What the task requires: Print the complete set of entries exactly.

Listed entries:

################

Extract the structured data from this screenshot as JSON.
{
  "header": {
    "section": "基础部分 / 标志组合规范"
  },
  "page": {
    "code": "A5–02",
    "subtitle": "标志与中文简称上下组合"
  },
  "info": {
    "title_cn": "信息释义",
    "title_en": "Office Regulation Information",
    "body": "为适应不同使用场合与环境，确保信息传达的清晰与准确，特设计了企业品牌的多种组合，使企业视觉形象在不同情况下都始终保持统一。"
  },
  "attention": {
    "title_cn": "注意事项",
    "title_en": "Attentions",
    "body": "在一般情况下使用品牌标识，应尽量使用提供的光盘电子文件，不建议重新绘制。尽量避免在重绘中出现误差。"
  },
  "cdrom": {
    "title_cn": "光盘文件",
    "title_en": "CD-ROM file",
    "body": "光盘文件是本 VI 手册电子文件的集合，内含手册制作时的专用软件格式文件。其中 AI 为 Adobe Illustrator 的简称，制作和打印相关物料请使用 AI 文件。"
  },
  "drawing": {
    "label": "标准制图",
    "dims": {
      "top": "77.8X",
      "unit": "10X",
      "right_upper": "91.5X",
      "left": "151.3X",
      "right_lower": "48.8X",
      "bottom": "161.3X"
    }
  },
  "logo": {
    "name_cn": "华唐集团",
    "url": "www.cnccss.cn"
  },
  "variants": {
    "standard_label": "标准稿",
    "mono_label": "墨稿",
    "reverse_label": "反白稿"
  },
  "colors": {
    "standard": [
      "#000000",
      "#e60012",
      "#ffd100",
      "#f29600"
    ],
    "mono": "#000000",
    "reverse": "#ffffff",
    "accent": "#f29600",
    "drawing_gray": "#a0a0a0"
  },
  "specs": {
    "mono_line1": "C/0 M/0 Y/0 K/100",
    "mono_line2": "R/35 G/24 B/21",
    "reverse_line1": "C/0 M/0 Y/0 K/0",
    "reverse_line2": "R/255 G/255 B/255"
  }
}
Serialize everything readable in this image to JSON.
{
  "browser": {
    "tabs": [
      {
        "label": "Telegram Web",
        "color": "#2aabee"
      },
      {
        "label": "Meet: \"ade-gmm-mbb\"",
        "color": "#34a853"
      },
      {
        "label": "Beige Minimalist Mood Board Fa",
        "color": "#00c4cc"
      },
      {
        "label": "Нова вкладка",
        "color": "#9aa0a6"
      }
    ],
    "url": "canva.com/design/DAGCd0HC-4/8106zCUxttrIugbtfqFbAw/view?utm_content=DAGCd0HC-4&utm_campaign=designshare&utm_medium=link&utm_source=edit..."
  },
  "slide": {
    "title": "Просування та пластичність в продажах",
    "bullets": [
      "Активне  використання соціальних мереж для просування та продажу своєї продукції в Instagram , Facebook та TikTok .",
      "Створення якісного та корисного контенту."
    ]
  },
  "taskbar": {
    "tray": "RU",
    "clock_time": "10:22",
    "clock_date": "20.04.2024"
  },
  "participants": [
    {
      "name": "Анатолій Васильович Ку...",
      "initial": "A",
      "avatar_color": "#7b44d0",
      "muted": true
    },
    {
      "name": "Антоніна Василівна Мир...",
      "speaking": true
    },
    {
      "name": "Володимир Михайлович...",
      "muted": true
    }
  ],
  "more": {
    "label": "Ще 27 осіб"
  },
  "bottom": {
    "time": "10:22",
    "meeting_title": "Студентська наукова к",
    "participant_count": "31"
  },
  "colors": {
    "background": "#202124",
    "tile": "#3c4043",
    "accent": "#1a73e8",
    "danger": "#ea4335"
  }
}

################

Task output:
Extract the structured data from this screenshot as JSON.
{
  "header": {
    "section": "基础部分 / 标志组合规范"
  },
  "page": {
    "code": "A5–02",
    "subtitle": "标志与中文简称上下组合"
  },
  "info": {
    "title_cn": "信息释义",
    "title_en": "Office Regulation Information",
    "body": "为适应不同使用场合与环境，确保信息传达的清晰与准确，特设计了企业品牌的多种组合，使企业视觉形象在不同情况下都始终保持统一。"
  },
  "attention": {
    "title_cn": "注意事项",
    "title_en": "Attentions",
    "body": "在一般情况下使用品牌标识，应尽量使用提供的光盘电子文件，不建议重新绘制。尽量避免在重绘中出现误差。"
  },
  "cdrom": {
    "title_cn": "光盘文件",
    "title_en": "CD-ROM file",
    "body": "光盘文件是本 VI 手册电子文件的集合，内含手册制作时的专用软件格式文件。其中 AI 为 Adobe Illustrator 的简称，制作和打印相关物料请使用 AI 文件。"
  },
  "drawing": {
    "label": "标准制图",
    "dims": {
      "top": "77.8X",
      "unit": "10X",
      "right_upper": "91.5X",
      "left": "151.3X",
      "right_lower": "48.8X",
      "bottom": "161.3X"
    }
  },
  "logo": {
    "name_cn": "华唐集团",
    "url": "www.cnccss.cn"
  },
  "variants": {
    "standard_label": "标准稿",
    "mono_label": "墨稿",
    "reverse_label": "反白稿"
  },
  "colors": {
    "standard": [
      "#000000",
      "#e60012",
      "#ffd100",
      "#f29600"
    ],
    "mono": "#000000",
    "reverse": "#ffffff",
    "accent": "#f29600",
    "drawing_gray": "#a0a0a0"
  },
  "specs": {
    "mono_line1": "C/0 M/0 Y/0 K/100",
    "mono_line2": "R/35 G/24 B/21",
    "reverse_line1": "C/0 M/0 Y/0 K/0",
    "reverse_line2": "R/255 G/255 B/255"
  }
}
Serialize everything readable in this image to JSON.
{
  "browser": {
    "tabs": [
      {
        "label": "Telegram Web",
        "color": "#2aabee"
      },
      {
        "label": "Meet: \"ade-gmm-mbb\"",
        "color": "#34a853"
      },
      {
        "label": "Beige Minimalist Mood Board Fa",
        "color": "#00c4cc"
      },
      {
        "label": "Нова вкладка",
        "color": "#9aa0a6"
      }
    ],
    "url": "canva.com/design/DAGCd0HC-4/8106zCUxttrIugbtfqFbAw/view?utm_content=DAGCd0HC-4&utm_campaign=designshare&utm_medium=link&utm_source=edit..."
  },
  "slide": {
    "title": "Просування та пластичність в продажах",
    "bullets": [
      "Активне  використання соціальних мереж для просування та продажу своєї продукції в Instagram , Facebook та TikTok .",
      "Створення якісного та корисного контенту."
    ]
  },
  "taskbar": {
    "tray": "RU",
    "clock_time": "10:22",
    "clock_date": "20.04.2024"
  },
  "participants": [
    {
      "name": "Анатолій Васильович Ку...",
      "initial": "A",
      "avatar_color": "#7b44d0",
      "muted": true
    },
    {
      "name": "Антоніна Василівна Мир...",
      "speaking": true
    },
    {
      "name": "Володимир Михайлович...",
      "muted": true
    }
  ],
  "more": {
    "label": "Ще 27 осіб"
  },
  "bottom": {
    "time": "10:22",
    "meeting_title": "Студентська наукова к",
    "participant_count": "31"
  },
  "colors": {
    "background": "#202124",
    "tile": "#3c4043",
    "accent": "#1a73e8",
    "danger": "#ea4335"
  }
}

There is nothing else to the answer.